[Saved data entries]
==================================================

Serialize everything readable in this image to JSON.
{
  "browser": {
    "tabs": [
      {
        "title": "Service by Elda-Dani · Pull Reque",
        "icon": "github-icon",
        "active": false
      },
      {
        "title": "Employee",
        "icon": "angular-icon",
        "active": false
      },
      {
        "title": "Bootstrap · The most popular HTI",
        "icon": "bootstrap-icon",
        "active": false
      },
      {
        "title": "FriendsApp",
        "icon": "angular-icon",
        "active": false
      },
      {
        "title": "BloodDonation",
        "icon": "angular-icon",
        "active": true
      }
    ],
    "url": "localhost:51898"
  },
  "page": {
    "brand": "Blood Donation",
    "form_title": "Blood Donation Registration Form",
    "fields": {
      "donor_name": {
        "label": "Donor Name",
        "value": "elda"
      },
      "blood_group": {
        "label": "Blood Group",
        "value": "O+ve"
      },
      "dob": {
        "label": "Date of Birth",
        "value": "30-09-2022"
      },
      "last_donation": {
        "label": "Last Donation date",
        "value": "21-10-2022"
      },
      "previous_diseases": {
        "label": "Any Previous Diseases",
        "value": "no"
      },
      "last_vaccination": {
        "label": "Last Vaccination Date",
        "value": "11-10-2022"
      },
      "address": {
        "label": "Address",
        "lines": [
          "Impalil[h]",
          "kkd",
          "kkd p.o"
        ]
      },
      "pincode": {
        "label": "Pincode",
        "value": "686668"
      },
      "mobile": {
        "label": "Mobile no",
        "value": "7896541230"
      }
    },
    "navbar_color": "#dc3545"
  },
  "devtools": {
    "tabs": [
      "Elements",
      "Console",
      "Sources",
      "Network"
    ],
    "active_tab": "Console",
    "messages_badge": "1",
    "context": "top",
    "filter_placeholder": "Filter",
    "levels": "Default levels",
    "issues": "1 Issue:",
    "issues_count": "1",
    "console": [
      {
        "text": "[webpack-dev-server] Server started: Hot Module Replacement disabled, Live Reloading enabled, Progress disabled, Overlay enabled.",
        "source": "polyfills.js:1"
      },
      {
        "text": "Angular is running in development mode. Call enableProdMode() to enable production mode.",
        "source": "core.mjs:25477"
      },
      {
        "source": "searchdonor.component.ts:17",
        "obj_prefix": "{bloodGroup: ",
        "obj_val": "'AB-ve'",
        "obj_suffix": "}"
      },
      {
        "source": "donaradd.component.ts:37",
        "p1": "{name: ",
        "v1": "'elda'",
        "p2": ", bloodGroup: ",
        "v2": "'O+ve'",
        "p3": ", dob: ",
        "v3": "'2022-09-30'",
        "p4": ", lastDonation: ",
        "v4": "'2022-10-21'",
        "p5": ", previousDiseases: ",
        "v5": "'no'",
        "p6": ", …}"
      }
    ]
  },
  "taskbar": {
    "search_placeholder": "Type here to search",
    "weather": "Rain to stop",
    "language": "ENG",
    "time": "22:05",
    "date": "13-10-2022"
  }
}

==================================================

■ Request
Write out every line from the records above, word for word.

■ Problem solution
Serialize everything readable in this image to JSON.
{
  "browser": {
    "tabs": [
      {
        "title": "Service by Elda-Dani · Pull Reque",
        "icon": "github-icon",
        "active": false
      },
      {
        "title": "Employee",
        "icon": "angular-icon",
        "active": false
      },
      {
        "title": "Bootstrap · The most popular HTI",
        "icon": "bootstrap-icon",
        "active": false
      },
      {
        "title": "FriendsApp",
        "icon": "angular-icon",
        "active": false
      },
      {
        "title": "BloodDonation",
        "icon": "angular-icon",
        "active": true
      }
    ],
    "url": "localhost:51898"
  },
  "page": {
    "brand": "Blood Donation",
    "form_title": "Blood Donation Registration Form",
    "fields": {
      "donor_name": {
        "label": "Donor Name",
        "value": "elda"
      },
      "blood_group": {
        "label": "Blood Group",
        "value": "O+ve"
      },
      "dob": {
        "label": "Date of Birth",
        "value": "30-09-2022"
      },
      "last_donation": {
        "label": "Last Donation date",
        "value": "21-10-2022"
      },
      "previous_diseases": {
        "label": "Any Previous Diseases",
        "value": "no"
      },
      "last_vaccination": {
        "label": "Last Vaccination Date",
        "value": "11-10-2022"
      },
      "address": {
        "label": "Address",
        "lines": [
          "Impalil[h]",
          "kkd",
          "kkd p.o"
        ]
      },
      "pincode": {
        "label": "Pincode",
        "value": "686668"
      },
      "mobile": {
        "label": "Mobile no",
        "value": "7896541230"
      }
    },
    "navbar_color": "#dc3545"
  },
  "devtools": {
    "tabs": [
      "Elements",
      "Console",
      "Sources",
      "Network"
    ],
    "active_tab": "Console",
    "messages_badge": "1",
    "context": "top",
    "filter_placeholder": "Filter",
    "levels": "Default levels",
    "issues": "1 Issue:",
    "issues_count": "1",
    "console": [
      {
        "text": "[webpack-dev-server] Server started: Hot Module Replacement disabled, Live Reloading enabled, Progress disabled, Overlay enabled.",
        "source": "polyfills.js:1"
      },
      {
        "text": "Angular is running in development mode. Call enableProdMode() to enable production mode.",
        "source": "core.mjs:25477"
      },
      {
        "source": "searchdonor.component.ts:17",
        "obj_prefix": "{bloodGroup: ",
        "obj_val": "'AB-ve'",
        "obj_suffix": "}"
      },
      {
        "source": "donaradd.component.ts:37",
        "p1": "{name: ",
        "v1": "'elda'",
        "p2": ", bloodGroup: ",
        "v2": "'O+ve'",
        "p3": ", dob: ",
        "v3": "'2022-09-30'",
        "p4": ", lastDonation: ",
        "v4": "'2022-10-21'",
        "p5": ", previousDiseases: ",
        "v5": "'no'",
        "p6": ", …}"
      }
    ]
  },
  "taskbar": {
    "search_placeholder": "Type here to search",
    "weather": "Rain to stop",
    "language": "ENG",
    "time": "22:05",
    "date": "13-10-2022"
  }
}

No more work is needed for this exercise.